**Record set**:
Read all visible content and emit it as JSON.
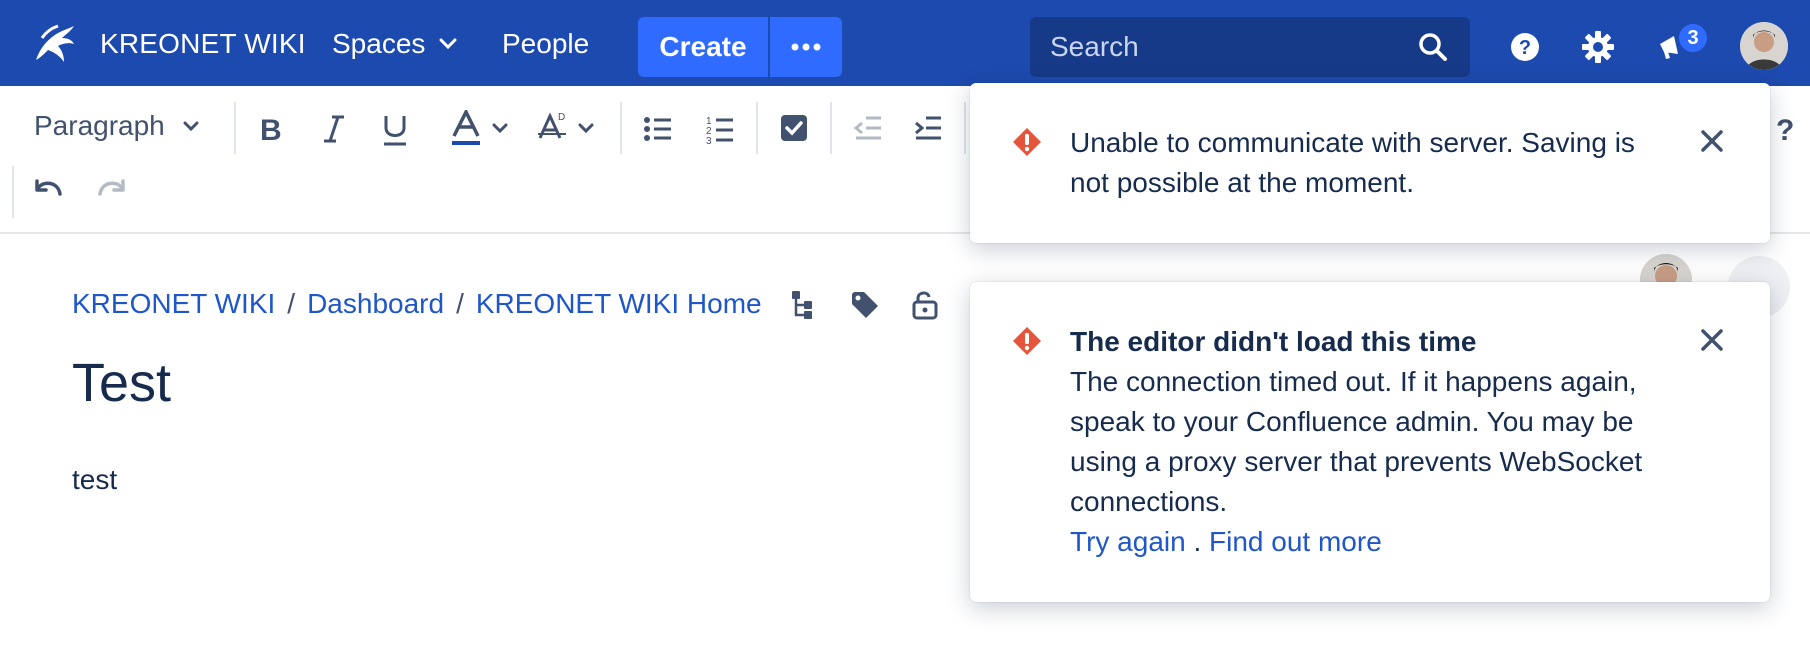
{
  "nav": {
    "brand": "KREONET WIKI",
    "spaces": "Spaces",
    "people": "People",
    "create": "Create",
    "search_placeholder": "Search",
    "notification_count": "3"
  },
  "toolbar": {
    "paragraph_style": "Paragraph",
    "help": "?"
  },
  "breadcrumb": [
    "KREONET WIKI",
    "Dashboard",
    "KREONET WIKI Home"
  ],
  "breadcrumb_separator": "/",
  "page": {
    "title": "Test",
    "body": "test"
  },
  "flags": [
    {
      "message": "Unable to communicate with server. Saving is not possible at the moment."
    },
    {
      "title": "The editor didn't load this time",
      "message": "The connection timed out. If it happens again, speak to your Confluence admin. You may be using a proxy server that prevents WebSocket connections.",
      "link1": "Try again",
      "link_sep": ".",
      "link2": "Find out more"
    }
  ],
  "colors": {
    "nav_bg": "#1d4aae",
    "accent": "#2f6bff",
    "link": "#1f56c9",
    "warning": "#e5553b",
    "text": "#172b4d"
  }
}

**Goal of the exercise**:
Can you repeat every record above exactly, apart from the pictures?

**Exercise answer**:
Read all visible content and emit it as JSON.
{
  "nav": {
    "brand": "KREONET WIKI",
    "spaces": "Spaces",
    "people": "People",
    "create": "Create",
    "search_placeholder": "Search",
    "notification_count": "3"
  },
  "toolbar": {
    "paragraph_style": "Paragraph",
    "help": "?"
  },
  "breadcrumb": [
    "KREONET WIKI",
    "Dashboard",
    "KREONET WIKI Home"
  ],
  "breadcrumb_separator": "/",
  "page": {
    "title": "Test",
    "body": "test"
  },
  "flags": [
    {
      "message": "Unable to communicate with server. Saving is not possible at the moment."
    },
    {
      "title": "The editor didn't load this time",
      "message": "The connection timed out. If it happens again, speak to your Confluence admin. You may be using a proxy server that prevents WebSocket connections.",
      "link1": "Try again",
      "link_sep": ".",
      "link2": "Find out more"
    }
  ],
  "colors": {
    "nav_bg": "#1d4aae",
    "accent": "#2f6bff",
    "link": "#1f56c9",
    "warning": "#e5553b",
    "text": "#172b4d"
  }
}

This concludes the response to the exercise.